Exercise description
Copy every line that contains the string "last" from the entries below.
· · · ·
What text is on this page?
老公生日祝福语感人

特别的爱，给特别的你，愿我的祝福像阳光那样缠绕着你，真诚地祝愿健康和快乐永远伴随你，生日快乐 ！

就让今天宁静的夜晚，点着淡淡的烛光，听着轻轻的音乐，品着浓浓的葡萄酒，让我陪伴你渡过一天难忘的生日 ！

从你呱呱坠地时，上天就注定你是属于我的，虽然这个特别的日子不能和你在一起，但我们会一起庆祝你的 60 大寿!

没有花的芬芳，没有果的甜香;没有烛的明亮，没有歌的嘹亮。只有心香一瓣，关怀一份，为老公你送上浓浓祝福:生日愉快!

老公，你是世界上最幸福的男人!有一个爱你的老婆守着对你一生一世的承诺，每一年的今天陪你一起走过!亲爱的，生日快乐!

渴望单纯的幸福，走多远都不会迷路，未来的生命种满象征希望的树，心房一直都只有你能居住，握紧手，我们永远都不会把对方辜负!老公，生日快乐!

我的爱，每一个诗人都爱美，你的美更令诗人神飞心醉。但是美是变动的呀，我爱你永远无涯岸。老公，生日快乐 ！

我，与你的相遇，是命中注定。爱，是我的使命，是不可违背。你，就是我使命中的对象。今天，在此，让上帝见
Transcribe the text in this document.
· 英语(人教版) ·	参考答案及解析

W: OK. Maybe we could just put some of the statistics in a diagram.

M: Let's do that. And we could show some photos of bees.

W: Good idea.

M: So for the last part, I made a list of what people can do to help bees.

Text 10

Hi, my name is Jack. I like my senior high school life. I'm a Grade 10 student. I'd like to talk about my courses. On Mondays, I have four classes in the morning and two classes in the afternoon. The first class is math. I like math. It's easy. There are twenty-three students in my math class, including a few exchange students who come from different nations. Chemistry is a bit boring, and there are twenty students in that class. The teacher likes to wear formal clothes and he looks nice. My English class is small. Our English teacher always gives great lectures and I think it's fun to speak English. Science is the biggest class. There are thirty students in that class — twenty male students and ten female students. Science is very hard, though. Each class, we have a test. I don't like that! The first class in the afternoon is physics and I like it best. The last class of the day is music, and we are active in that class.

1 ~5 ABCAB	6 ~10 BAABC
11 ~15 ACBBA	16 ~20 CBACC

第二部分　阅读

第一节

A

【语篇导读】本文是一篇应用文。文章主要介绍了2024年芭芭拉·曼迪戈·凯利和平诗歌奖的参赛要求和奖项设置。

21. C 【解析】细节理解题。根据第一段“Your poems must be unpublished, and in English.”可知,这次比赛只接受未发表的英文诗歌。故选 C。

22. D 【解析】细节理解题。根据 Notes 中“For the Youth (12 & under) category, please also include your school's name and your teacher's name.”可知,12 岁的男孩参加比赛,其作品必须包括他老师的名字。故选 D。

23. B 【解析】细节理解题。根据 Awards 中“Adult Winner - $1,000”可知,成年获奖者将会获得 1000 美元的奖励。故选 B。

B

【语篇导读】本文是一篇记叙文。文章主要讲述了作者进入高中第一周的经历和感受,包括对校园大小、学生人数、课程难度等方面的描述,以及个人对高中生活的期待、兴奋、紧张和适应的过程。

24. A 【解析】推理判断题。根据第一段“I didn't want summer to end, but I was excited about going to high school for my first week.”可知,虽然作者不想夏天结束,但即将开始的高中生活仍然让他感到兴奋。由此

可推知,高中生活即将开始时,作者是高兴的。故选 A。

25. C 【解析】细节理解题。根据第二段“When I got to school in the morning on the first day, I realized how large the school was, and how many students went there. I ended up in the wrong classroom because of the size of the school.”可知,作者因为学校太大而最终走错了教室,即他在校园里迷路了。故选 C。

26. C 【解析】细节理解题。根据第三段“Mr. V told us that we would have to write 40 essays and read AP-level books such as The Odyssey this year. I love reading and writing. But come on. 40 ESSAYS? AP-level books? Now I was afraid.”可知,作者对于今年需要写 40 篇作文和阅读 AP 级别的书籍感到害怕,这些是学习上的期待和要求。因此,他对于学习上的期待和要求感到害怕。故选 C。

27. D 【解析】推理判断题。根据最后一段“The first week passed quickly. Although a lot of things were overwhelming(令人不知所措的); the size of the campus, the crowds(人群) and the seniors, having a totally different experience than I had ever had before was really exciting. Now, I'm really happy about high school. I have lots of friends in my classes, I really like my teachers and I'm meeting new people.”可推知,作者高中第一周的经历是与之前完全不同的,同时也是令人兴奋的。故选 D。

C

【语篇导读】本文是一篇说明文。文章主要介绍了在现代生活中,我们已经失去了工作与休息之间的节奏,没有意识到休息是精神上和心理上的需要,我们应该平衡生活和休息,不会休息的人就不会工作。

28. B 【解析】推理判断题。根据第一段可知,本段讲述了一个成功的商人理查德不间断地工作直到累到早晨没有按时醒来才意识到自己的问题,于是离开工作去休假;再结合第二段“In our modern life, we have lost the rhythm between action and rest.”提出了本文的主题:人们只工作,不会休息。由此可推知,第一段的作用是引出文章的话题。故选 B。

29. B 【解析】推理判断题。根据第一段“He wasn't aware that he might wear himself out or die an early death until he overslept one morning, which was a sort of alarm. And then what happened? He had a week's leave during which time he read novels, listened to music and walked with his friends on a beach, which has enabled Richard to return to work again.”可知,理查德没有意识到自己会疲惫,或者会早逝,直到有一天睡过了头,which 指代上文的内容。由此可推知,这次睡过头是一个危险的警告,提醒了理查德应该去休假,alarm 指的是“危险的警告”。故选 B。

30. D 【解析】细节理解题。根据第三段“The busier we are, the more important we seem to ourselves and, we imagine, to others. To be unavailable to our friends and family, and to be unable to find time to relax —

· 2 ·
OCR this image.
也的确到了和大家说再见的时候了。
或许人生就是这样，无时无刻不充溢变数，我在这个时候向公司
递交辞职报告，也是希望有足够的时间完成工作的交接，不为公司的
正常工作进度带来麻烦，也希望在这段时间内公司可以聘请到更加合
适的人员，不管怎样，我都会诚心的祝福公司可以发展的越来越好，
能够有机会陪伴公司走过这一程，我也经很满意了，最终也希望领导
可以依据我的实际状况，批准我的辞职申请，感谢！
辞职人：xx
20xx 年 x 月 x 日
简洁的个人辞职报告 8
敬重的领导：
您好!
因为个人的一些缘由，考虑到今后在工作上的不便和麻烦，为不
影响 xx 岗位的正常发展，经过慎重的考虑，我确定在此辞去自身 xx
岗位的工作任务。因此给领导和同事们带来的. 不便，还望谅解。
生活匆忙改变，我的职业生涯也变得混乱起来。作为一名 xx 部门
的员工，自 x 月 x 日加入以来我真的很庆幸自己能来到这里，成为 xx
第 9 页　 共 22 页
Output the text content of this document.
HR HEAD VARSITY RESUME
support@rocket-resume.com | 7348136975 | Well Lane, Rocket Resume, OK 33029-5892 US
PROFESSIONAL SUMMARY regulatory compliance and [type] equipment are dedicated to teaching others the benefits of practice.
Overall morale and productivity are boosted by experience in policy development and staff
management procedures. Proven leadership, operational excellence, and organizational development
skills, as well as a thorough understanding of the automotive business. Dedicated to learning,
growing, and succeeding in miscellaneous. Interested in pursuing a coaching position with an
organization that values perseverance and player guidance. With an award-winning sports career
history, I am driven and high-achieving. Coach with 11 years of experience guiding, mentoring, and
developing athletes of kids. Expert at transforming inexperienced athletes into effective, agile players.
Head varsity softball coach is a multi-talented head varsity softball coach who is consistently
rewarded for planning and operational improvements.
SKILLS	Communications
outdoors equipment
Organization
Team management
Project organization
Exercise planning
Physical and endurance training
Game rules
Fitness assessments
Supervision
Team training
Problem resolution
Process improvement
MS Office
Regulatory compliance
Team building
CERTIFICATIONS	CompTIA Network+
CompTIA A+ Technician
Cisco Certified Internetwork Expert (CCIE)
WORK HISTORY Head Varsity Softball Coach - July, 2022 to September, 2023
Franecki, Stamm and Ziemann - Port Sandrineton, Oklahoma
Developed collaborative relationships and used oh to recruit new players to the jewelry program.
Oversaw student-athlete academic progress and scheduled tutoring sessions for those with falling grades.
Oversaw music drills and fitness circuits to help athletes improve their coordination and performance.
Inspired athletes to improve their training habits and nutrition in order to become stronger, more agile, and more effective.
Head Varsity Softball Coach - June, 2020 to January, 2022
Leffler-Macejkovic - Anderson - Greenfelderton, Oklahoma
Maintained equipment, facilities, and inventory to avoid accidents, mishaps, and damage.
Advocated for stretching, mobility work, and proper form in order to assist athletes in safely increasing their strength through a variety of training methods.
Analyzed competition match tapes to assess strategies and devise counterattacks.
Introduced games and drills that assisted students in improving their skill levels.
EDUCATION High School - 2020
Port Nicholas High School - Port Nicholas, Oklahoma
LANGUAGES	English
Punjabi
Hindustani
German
· · · ·
Solution
M: So for the last part, I made a list of what people can do to help bees.
Hi, my name is Jack. I like my senior high school life. I'm a Grade 10 student. I'd like to talk about my courses. On Mondays, I have four classes in the morning and two classes in the afternoon. The first class is math. I like math. It's easy. There are twenty-three students in my math class, including a few exchange students who come from different nations. Chemistry is a bit boring, and there are twenty students in that class. The teacher likes to wear formal clothes and he looks nice. My English class is small. Our English teacher always gives great lectures and I think it's fun to speak English. Science is the biggest class. There are thirty students in that class — twenty male students and ten female students. Science is very hard, though. Each class, we have a test. I don't like that! The first class in the afternoon is physics and I like it best. The last class of the day is music, and we are active in that class.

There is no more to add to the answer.